All of the material below is to be repeated exactly.

Data extracted from a collection:

+---+

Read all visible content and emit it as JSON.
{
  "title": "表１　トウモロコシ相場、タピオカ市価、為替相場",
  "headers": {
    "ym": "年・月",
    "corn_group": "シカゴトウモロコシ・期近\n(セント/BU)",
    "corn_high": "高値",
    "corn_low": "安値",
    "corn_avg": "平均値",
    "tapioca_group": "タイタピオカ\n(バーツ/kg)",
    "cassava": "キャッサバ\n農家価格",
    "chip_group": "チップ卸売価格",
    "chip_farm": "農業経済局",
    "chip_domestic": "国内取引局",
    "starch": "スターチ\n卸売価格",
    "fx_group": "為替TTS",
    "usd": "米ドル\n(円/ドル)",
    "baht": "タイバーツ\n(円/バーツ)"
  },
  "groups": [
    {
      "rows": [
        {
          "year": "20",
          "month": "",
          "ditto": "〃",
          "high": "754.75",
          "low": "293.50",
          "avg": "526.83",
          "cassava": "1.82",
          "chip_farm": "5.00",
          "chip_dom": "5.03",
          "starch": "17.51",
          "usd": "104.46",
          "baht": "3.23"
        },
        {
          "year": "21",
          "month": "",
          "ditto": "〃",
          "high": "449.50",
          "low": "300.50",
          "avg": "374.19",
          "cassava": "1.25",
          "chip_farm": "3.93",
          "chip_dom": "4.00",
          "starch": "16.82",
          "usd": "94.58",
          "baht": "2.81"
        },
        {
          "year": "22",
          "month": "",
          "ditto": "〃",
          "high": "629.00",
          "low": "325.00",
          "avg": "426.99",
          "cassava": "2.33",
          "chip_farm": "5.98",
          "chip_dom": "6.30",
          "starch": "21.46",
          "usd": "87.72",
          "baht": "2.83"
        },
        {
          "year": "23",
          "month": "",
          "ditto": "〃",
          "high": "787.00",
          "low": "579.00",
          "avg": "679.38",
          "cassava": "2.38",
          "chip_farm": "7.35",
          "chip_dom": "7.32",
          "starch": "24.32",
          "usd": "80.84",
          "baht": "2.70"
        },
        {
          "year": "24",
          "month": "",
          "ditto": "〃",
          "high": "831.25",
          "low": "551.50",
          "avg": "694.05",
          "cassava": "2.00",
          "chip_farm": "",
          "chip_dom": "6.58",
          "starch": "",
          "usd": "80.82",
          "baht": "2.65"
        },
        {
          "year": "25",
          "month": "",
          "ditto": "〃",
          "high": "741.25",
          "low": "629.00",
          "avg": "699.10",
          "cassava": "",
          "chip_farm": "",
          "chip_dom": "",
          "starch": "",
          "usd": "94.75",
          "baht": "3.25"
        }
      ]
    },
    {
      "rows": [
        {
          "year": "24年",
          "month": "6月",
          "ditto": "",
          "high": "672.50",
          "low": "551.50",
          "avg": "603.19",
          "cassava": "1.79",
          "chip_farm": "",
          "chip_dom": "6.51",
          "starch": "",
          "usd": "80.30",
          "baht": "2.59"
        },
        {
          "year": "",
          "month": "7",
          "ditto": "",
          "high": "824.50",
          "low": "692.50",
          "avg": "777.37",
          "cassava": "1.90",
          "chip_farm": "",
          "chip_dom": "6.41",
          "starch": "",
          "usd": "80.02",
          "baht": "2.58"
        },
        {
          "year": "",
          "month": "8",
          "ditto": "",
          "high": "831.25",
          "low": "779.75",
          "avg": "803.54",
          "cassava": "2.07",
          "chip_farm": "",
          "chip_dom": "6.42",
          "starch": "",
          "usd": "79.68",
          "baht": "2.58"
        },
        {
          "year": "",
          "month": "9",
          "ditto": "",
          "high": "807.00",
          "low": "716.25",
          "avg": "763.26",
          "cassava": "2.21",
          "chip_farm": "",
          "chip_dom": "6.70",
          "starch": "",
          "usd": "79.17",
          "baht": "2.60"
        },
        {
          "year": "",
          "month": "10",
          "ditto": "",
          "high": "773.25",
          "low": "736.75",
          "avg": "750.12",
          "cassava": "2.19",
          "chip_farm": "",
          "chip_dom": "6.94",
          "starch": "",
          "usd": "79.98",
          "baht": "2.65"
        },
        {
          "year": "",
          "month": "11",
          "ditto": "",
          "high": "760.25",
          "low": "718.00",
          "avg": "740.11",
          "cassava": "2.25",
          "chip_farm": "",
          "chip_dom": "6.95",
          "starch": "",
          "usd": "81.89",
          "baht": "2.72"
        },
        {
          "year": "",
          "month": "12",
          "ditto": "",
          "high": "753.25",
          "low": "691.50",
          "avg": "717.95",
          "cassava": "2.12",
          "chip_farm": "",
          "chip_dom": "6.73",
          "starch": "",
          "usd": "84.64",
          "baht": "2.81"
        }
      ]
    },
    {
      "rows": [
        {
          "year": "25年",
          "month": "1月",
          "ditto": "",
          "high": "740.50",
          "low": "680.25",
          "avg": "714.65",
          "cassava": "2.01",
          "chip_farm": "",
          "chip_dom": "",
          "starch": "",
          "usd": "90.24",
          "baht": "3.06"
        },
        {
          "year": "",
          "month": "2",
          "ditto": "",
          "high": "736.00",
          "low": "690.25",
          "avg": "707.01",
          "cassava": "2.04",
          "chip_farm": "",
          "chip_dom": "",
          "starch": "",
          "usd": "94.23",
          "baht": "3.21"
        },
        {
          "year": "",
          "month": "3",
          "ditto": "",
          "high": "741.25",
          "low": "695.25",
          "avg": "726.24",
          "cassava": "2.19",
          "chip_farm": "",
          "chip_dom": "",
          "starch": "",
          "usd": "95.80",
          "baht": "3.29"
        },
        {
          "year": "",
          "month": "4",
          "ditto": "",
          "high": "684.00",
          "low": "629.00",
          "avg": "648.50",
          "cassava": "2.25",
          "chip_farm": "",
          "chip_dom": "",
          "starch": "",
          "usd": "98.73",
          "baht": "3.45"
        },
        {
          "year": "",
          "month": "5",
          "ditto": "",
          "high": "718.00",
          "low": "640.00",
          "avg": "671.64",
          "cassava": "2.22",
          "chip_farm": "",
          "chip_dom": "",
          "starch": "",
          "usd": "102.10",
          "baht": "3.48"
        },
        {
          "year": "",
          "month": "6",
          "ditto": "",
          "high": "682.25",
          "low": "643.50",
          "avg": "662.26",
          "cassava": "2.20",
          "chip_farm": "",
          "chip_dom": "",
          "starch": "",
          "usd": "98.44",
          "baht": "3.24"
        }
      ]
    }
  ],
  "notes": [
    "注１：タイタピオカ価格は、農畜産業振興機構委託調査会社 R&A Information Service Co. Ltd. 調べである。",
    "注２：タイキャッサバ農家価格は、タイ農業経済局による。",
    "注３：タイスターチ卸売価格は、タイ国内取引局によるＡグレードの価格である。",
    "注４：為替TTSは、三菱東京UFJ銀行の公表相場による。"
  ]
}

+---+

■ SOLVED PROBLEM
Read all visible content and emit it as JSON.
{
  "title": "表１　トウモロコシ相場、タピオカ市価、為替相場",
  "headers": {
    "ym": "年・月",
    "corn_group": "シカゴトウモロコシ・期近\n(セント/BU)",
    "corn_high": "高値",
    "corn_low": "安値",
    "corn_avg": "平均値",
    "tapioca_group": "タイタピオカ\n(バーツ/kg)",
    "cassava": "キャッサバ\n農家価格",
    "chip_group": "チップ卸売価格",
    "chip_farm": "農業経済局",
    "chip_domestic": "国内取引局",
    "starch": "スターチ\n卸売価格",
    "fx_group": "為替TTS",
    "usd": "米ドル\n(円/ドル)",
    "baht": "タイバーツ\n(円/バーツ)"
  },
  "groups": [
    {
      "rows": [
        {
          "year": "20",
          "month": "",
          "ditto": "〃",
          "high": "754.75",
          "low": "293.50",
          "avg": "526.83",
          "cassava": "1.82",
          "chip_farm": "5.00",
          "chip_dom": "5.03",
          "starch": "17.51",
          "usd": "104.46",
          "baht": "3.23"
        },
        {
          "year": "21",
          "month": "",
          "ditto": "〃",
          "high": "449.50",
          "low": "300.50",
          "avg": "374.19",
          "cassava": "1.25",
          "chip_farm": "3.93",
          "chip_dom": "4.00",
          "starch": "16.82",
          "usd": "94.58",
          "baht": "2.81"
        },
        {
          "year": "22",
          "month": "",
          "ditto": "〃",
          "high": "629.00",
          "low": "325.00",
          "avg": "426.99",
          "cassava": "2.33",
          "chip_farm": "5.98",
          "chip_dom": "6.30",
          "starch": "21.46",
          "usd": "87.72",
          "baht": "2.83"
        },
        {
          "year": "23",
          "month": "",
          "ditto": "〃",
          "high": "787.00",
          "low": "579.00",
          "avg": "679.38",
          "cassava": "2.38",
          "chip_farm": "7.35",
          "chip_dom": "7.32",
          "starch": "24.32",
          "usd": "80.84",
          "baht": "2.70"
        },
        {
          "year": "24",
          "month": "",
          "ditto": "〃",
          "high": "831.25",
          "low": "551.50",
          "avg": "694.05",
          "cassava": "2.00",
          "chip_farm": "",
          "chip_dom": "6.58",
          "starch": "",
          "usd": "80.82",
          "baht": "2.65"
        },
        {
          "year": "25",
          "month": "",
          "ditto": "〃",
          "high": "741.25",
          "low": "629.00",
          "avg": "699.10",
          "cassava": "",
          "chip_farm": "",
          "chip_dom": "",
          "starch": "",
          "usd": "94.75",
          "baht": "3.25"
        }
      ]
    },
    {
      "rows": [
        {
          "year": "24年",
          "month": "6月",
          "ditto": "",
          "high": "672.50",
          "low": "551.50",
          "avg": "603.19",
          "cassava": "1.79",
          "chip_farm": "",
          "chip_dom": "6.51",
          "starch": "",
          "usd": "80.30",
          "baht": "2.59"
        },
        {
          "year": "",
          "month": "7",
          "ditto": "",
          "high": "824.50",
          "low": "692.50",
          "avg": "777.37",
          "cassava": "1.90",
          "chip_farm": "",
          "chip_dom": "6.41",
          "starch": "",
          "usd": "80.02",
          "baht": "2.58"
        },
        {
          "year": "",
          "month": "8",
          "ditto": "",
          "high": "831.25",
          "low": "779.75",
          "avg": "803.54",
          "cassava": "2.07",
          "chip_farm": "",
          "chip_dom": "6.42",
          "starch": "",
          "usd": "79.68",
          "baht": "2.58"
        },
        {
          "year": "",
          "month": "9",
          "ditto": "",
          "high": "807.00",
          "low": "716.25",
          "avg": "763.26",
          "cassava": "2.21",
          "chip_farm": "",
          "chip_dom": "6.70",
          "starch": "",
          "usd": "79.17",
          "baht": "2.60"
        },
        {
          "year": "",
          "month": "10",
          "ditto": "",
          "high": "773.25",
          "low": "736.75",
          "avg": "750.12",
          "cassava": "2.19",
          "chip_farm": "",
          "chip_dom": "6.94",
          "starch": "",
          "usd": "79.98",
          "baht": "2.65"
        },
        {
          "year": "",
          "month": "11",
          "ditto": "",
          "high": "760.25",
          "low": "718.00",
          "avg": "740.11",
          "cassava": "2.25",
          "chip_farm": "",
          "chip_dom": "6.95",
          "starch": "",
          "usd": "81.89",
          "baht": "2.72"
        },
        {
          "year": "",
          "month": "12",
          "ditto": "",
          "high": "753.25",
          "low": "691.50",
          "avg": "717.95",
          "cassava": "2.12",
          "chip_farm": "",
          "chip_dom": "6.73",
          "starch": "",
          "usd": "84.64",
          "baht": "2.81"
        }
      ]
    },
    {
      "rows": [
        {
          "year": "25年",
          "month": "1月",
          "ditto": "",
          "high": "740.50",
          "low": "680.25",
          "avg": "714.65",
          "cassava": "2.01",
          "chip_farm": "",
          "chip_dom": "",
          "starch": "",
          "usd": "90.24",
          "baht": "3.06"
        },
        {
          "year": "",
          "month": "2",
          "ditto": "",
          "high": "736.00",
          "low": "690.25",
          "avg": "707.01",
          "cassava": "2.04",
          "chip_farm": "",
          "chip_dom": "",
          "starch": "",
          "usd": "94.23",
          "baht": "3.21"
        },
        {
          "year": "",
          "month": "3",
          "ditto": "",
          "high": "741.25",
          "low": "695.25",
          "avg": "726.24",
          "cassava": "2.19",
          "chip_farm": "",
          "chip_dom": "",
          "starch": "",
          "usd": "95.80",
          "baht": "3.29"
        },
        {
          "year": "",
          "month": "4",
          "ditto": "",
          "high": "684.00",
          "low": "629.00",
          "avg": "648.50",
          "cassava": "2.25",
          "chip_farm": "",
          "chip_dom": "",
          "starch": "",
          "usd": "98.73",
          "baht": "3.45"
        },
        {
          "year": "",
          "month": "5",
          "ditto": "",
          "high": "718.00",
          "low": "640.00",
          "avg": "671.64",
          "cassava": "2.22",
          "chip_farm": "",
          "chip_dom": "",
          "starch": "",
          "usd": "102.10",
          "baht": "3.48"
        },
        {
          "year": "",
          "month": "6",
          "ditto": "",
          "high": "682.25",
          "low": "643.50",
          "avg": "662.26",
          "cassava": "2.20",
          "chip_farm": "",
          "chip_dom": "",
          "starch": "",
          "usd": "98.44",
          "baht": "3.24"
        }
      ]
    }
  ],
  "notes": [
    "注１：タイタピオカ価格は、農畜産業振興機構委託調査会社 R&A Information Service Co. Ltd. 調べである。",
    "注２：タイキャッサバ農家価格は、タイ農業経済局による。",
    "注３：タイスターチ卸売価格は、タイ国内取引局によるＡグレードの価格である。",
    "注４：為替TTSは、三菱東京UFJ銀行の公表相場による。"
  ]
}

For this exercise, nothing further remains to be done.